Do this: Output all entries verbatim. Skip pictures.

Data tied to figure images:

================

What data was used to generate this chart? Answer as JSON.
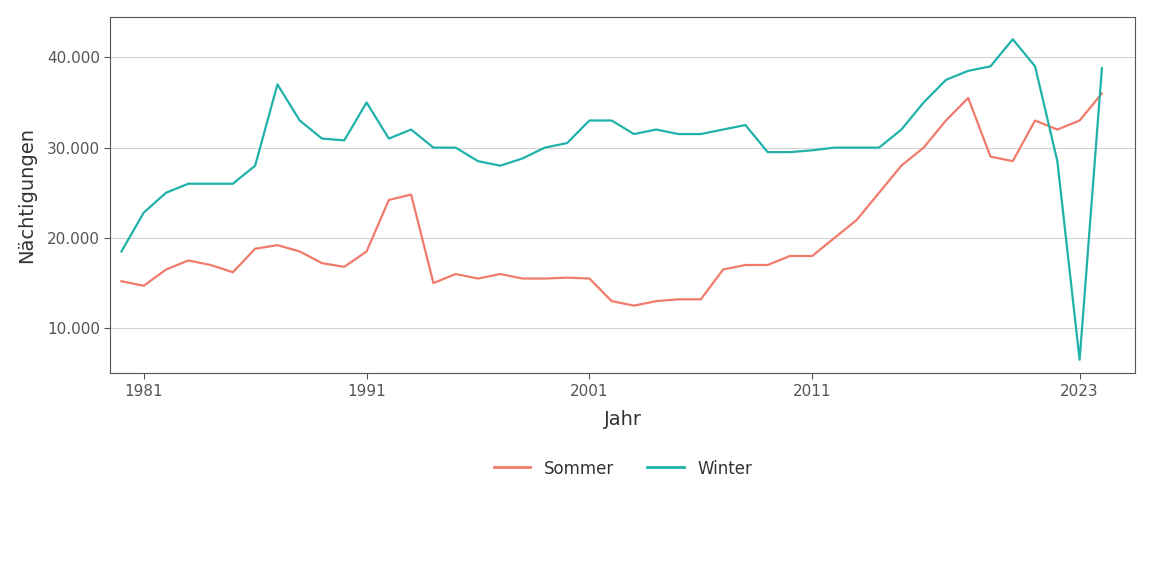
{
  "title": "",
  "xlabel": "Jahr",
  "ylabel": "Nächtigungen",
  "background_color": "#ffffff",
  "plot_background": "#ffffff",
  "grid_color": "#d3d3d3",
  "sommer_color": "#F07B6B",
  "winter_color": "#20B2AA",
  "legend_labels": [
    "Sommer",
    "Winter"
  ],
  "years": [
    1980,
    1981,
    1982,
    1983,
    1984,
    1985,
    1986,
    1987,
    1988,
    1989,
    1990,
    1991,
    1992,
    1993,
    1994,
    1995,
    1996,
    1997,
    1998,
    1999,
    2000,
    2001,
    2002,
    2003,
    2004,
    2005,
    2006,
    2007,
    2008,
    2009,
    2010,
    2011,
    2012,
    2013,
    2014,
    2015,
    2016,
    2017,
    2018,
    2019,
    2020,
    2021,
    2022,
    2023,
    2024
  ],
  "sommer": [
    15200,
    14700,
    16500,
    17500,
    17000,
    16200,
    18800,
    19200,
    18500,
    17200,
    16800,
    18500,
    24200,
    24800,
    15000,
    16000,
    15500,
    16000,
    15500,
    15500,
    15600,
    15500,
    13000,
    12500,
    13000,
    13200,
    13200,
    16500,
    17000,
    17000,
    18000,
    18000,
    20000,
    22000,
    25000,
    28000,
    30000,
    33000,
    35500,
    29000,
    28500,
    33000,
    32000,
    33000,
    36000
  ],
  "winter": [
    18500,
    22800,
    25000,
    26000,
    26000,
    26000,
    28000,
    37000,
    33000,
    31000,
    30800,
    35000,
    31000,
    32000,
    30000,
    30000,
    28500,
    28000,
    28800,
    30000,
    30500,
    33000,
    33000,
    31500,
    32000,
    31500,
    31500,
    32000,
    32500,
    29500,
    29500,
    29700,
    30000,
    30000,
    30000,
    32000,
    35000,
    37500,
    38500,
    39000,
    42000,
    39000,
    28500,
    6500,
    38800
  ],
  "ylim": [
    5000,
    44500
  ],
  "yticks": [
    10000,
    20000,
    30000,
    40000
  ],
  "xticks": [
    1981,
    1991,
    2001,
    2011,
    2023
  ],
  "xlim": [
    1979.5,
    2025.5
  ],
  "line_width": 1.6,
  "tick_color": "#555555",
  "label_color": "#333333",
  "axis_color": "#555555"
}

================

Task response:
What data was used to generate this chart? Answer as JSON.
{
  "title": "",
  "xlabel": "Jahr",
  "ylabel": "Nächtigungen",
  "background_color": "#ffffff",
  "plot_background": "#ffffff",
  "grid_color": "#d3d3d3",
  "sommer_color": "#F07B6B",
  "winter_color": "#20B2AA",
  "legend_labels": [
    "Sommer",
    "Winter"
  ],
  "years": [
    1980,
    1981,
    1982,
    1983,
    1984,
    1985,
    1986,
    1987,
    1988,
    1989,
    1990,
    1991,
    1992,
    1993,
    1994,
    1995,
    1996,
    1997,
    1998,
    1999,
    2000,
    2001,
    2002,
    2003,
    2004,
    2005,
    2006,
    2007,
    2008,
    2009,
    2010,
    2011,
    2012,
    2013,
    2014,
    2015,
    2016,
    2017,
    2018,
    2019,
    2020,
    2021,
    2022,
    2023,
    2024
  ],
  "sommer": [
    15200,
    14700,
    16500,
    17500,
    17000,
    16200,
    18800,
    19200,
    18500,
    17200,
    16800,
    18500,
    24200,
    24800,
    15000,
    16000,
    15500,
    16000,
    15500,
    15500,
    15600,
    15500,
    13000,
    12500,
    13000,
    13200,
    13200,
    16500,
    17000,
    17000,
    18000,
    18000,
    20000,
    22000,
    25000,
    28000,
    30000,
    33000,
    35500,
    29000,
    28500,
    33000,
    32000,
    33000,
    36000
  ],
  "winter": [
    18500,
    22800,
    25000,
    26000,
    26000,
    26000,
    28000,
    37000,
    33000,
    31000,
    30800,
    35000,
    31000,
    32000,
    30000,
    30000,
    28500,
    28000,
    28800,
    30000,
    30500,
    33000,
    33000,
    31500,
    32000,
    31500,
    31500,
    32000,
    32500,
    29500,
    29500,
    29700,
    30000,
    30000,
    30000,
    32000,
    35000,
    37500,
    38500,
    39000,
    42000,
    39000,
    28500,
    6500,
    38800
  ],
  "ylim": [
    5000,
    44500
  ],
  "yticks": [
    10000,
    20000,
    30000,
    40000
  ],
  "xticks": [
    1981,
    1991,
    2001,
    2011,
    2023
  ],
  "xlim": [
    1979.5,
    2025.5
  ],
  "line_width": 1.6,
  "tick_color": "#555555",
  "label_color": "#333333",
  "axis_color": "#555555"
}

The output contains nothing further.